Will you extract the entries word for word? Images should not appear in the copy.

_ _ _ _ _

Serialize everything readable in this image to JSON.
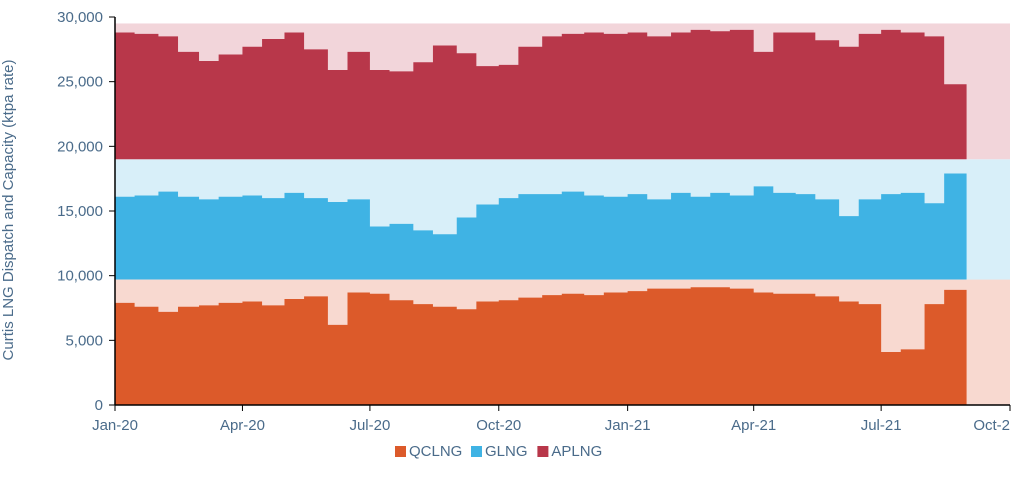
{
  "chart_data": {
    "type": "area",
    "title": "",
    "ylabel": "Curtis LNG Dispatch and Capacity (ktpa rate)",
    "xlabel": "",
    "ylim": [
      0,
      30000
    ],
    "yticks": [
      0,
      5000,
      10000,
      15000,
      20000,
      25000,
      30000
    ],
    "ytick_labels": [
      "0",
      "5,000",
      "10,000",
      "15,000",
      "20,000",
      "25,000",
      "30,000"
    ],
    "xlim": [
      "2020-01-01",
      "2021-10-01"
    ],
    "xticks": [
      "2020-01-01",
      "2020-04-01",
      "2020-07-01",
      "2020-10-01",
      "2021-01-01",
      "2021-04-01",
      "2021-07-01",
      "2021-10-01"
    ],
    "xtick_labels": [
      "Jan-20",
      "Apr-20",
      "Jul-20",
      "Oct-20",
      "Jan-21",
      "Apr-21",
      "Jul-21",
      "Oct-2"
    ],
    "stacked": true,
    "grid": false,
    "legend_position": "bottom-center",
    "x": [
      "2020-01-01",
      "2020-01-15",
      "2020-02-01",
      "2020-02-15",
      "2020-03-01",
      "2020-03-15",
      "2020-04-01",
      "2020-04-15",
      "2020-05-01",
      "2020-05-15",
      "2020-06-01",
      "2020-06-15",
      "2020-07-01",
      "2020-07-15",
      "2020-08-01",
      "2020-08-15",
      "2020-09-01",
      "2020-09-15",
      "2020-10-01",
      "2020-10-15",
      "2020-11-01",
      "2020-11-15",
      "2020-12-01",
      "2020-12-15",
      "2021-01-01",
      "2021-01-15",
      "2021-02-01",
      "2021-02-15",
      "2021-03-01",
      "2021-03-15",
      "2021-04-01",
      "2021-04-15",
      "2021-05-01",
      "2021-05-15",
      "2021-06-01",
      "2021-06-15",
      "2021-07-01",
      "2021-07-15",
      "2021-08-01",
      "2021-08-15",
      "2021-08-31"
    ],
    "series": [
      {
        "name": "QCLNG",
        "color": "#dc5a2a",
        "capacity_color": "#f8d9d0",
        "capacity": 9700,
        "values": [
          7900,
          7600,
          7200,
          7600,
          7700,
          7900,
          8000,
          7700,
          8200,
          8400,
          6200,
          8700,
          8600,
          8100,
          7800,
          7600,
          7400,
          8000,
          8100,
          8300,
          8500,
          8600,
          8500,
          8700,
          8800,
          9000,
          9000,
          9100,
          9100,
          9000,
          8700,
          8600,
          8600,
          8400,
          8000,
          7800,
          4100,
          4300,
          7800,
          8900,
          9000
        ]
      },
      {
        "name": "GLNG",
        "color": "#3fb3e4",
        "capacity_color": "#d8eff9",
        "capacity": 9300,
        "values": [
          6400,
          6500,
          6800,
          6400,
          6200,
          6400,
          6500,
          6300,
          6700,
          6300,
          6000,
          6200,
          4100,
          4300,
          3800,
          3500,
          4800,
          5800,
          6300,
          6600,
          6600,
          6800,
          6500,
          6400,
          6600,
          6200,
          6700,
          6400,
          6700,
          6500,
          7200,
          6700,
          6600,
          6200,
          4900,
          6200,
          6600,
          6700,
          5900,
          8200,
          8300
        ]
      },
      {
        "name": "APLNG",
        "color": "#b8374a",
        "capacity_color": "#f2d5da",
        "capacity": 10500,
        "values": [
          9800,
          9700,
          9500,
          8300,
          7600,
          8100,
          8700,
          9300,
          9800,
          8500,
          6900,
          8300,
          6900,
          6800,
          7500,
          8800,
          8200,
          7200,
          7300,
          8700,
          9500,
          9700,
          9800,
          9700,
          9800,
          9500,
          9800,
          10000,
          9900,
          10000,
          8300,
          9800,
          9800,
          9200,
          8700,
          9700,
          10000,
          9800,
          9500,
          5800,
          5700
        ]
      }
    ]
  },
  "legend": {
    "items": [
      {
        "label": "QCLNG",
        "color": "#dc5a2a"
      },
      {
        "label": "GLNG",
        "color": "#3fb3e4"
      },
      {
        "label": "APLNG",
        "color": "#b8374a"
      }
    ]
  }
}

_ _ _ _ _

■ **RESPONSE TO THE EXERCISE**:
Serialize everything readable in this image to JSON.
{
  "chart_data": {
    "type": "area",
    "title": "",
    "ylabel": "Curtis LNG Dispatch and Capacity (ktpa rate)",
    "xlabel": "",
    "ylim": [
      0,
      30000
    ],
    "yticks": [
      0,
      5000,
      10000,
      15000,
      20000,
      25000,
      30000
    ],
    "ytick_labels": [
      "0",
      "5,000",
      "10,000",
      "15,000",
      "20,000",
      "25,000",
      "30,000"
    ],
    "xlim": [
      "2020-01-01",
      "2021-10-01"
    ],
    "xticks": [
      "2020-01-01",
      "2020-04-01",
      "2020-07-01",
      "2020-10-01",
      "2021-01-01",
      "2021-04-01",
      "2021-07-01",
      "2021-10-01"
    ],
    "xtick_labels": [
      "Jan-20",
      "Apr-20",
      "Jul-20",
      "Oct-20",
      "Jan-21",
      "Apr-21",
      "Jul-21",
      "Oct-2"
    ],
    "stacked": true,
    "grid": false,
    "legend_position": "bottom-center",
    "x": [
      "2020-01-01",
      "2020-01-15",
      "2020-02-01",
      "2020-02-15",
      "2020-03-01",
      "2020-03-15",
      "2020-04-01",
      "2020-04-15",
      "2020-05-01",
      "2020-05-15",
      "2020-06-01",
      "2020-06-15",
      "2020-07-01",
      "2020-07-15",
      "2020-08-01",
      "2020-08-15",
      "2020-09-01",
      "2020-09-15",
      "2020-10-01",
      "2020-10-15",
      "2020-11-01",
      "2020-11-15",
      "2020-12-01",
      "2020-12-15",
      "2021-01-01",
      "2021-01-15",
      "2021-02-01",
      "2021-02-15",
      "2021-03-01",
      "2021-03-15",
      "2021-04-01",
      "2021-04-15",
      "2021-05-01",
      "2021-05-15",
      "2021-06-01",
      "2021-06-15",
      "2021-07-01",
      "2021-07-15",
      "2021-08-01",
      "2021-08-15",
      "2021-08-31"
    ],
    "series": [
      {
        "name": "QCLNG",
        "color": "#dc5a2a",
        "capacity_color": "#f8d9d0",
        "capacity": 9700,
        "values": [
          7900,
          7600,
          7200,
          7600,
          7700,
          7900,
          8000,
          7700,
          8200,
          8400,
          6200,
          8700,
          8600,
          8100,
          7800,
          7600,
          7400,
          8000,
          8100,
          8300,
          8500,
          8600,
          8500,
          8700,
          8800,
          9000,
          9000,
          9100,
          9100,
          9000,
          8700,
          8600,
          8600,
          8400,
          8000,
          7800,
          4100,
          4300,
          7800,
          8900,
          9000
        ]
      },
      {
        "name": "GLNG",
        "color": "#3fb3e4",
        "capacity_color": "#d8eff9",
        "capacity": 9300,
        "values": [
          6400,
          6500,
          6800,
          6400,
          6200,
          6400,
          6500,
          6300,
          6700,
          6300,
          6000,
          6200,
          4100,
          4300,
          3800,
          3500,
          4800,
          5800,
          6300,
          6600,
          6600,
          6800,
          6500,
          6400,
          6600,
          6200,
          6700,
          6400,
          6700,
          6500,
          7200,
          6700,
          6600,
          6200,
          4900,
          6200,
          6600,
          6700,
          5900,
          8200,
          8300
        ]
      },
      {
        "name": "APLNG",
        "color": "#b8374a",
        "capacity_color": "#f2d5da",
        "capacity": 10500,
        "values": [
          9800,
          9700,
          9500,
          8300,
          7600,
          8100,
          8700,
          9300,
          9800,
          8500,
          6900,
          8300,
          6900,
          6800,
          7500,
          8800,
          8200,
          7200,
          7300,
          8700,
          9500,
          9700,
          9800,
          9700,
          9800,
          9500,
          9800,
          10000,
          9900,
          10000,
          8300,
          9800,
          9800,
          9200,
          8700,
          9700,
          10000,
          9800,
          9500,
          5800,
          5700
        ]
      }
    ]
  },
  "legend": {
    "items": [
      {
        "label": "QCLNG",
        "color": "#dc5a2a"
      },
      {
        "label": "GLNG",
        "color": "#3fb3e4"
      },
      {
        "label": "APLNG",
        "color": "#b8374a"
      }
    ]
  }
}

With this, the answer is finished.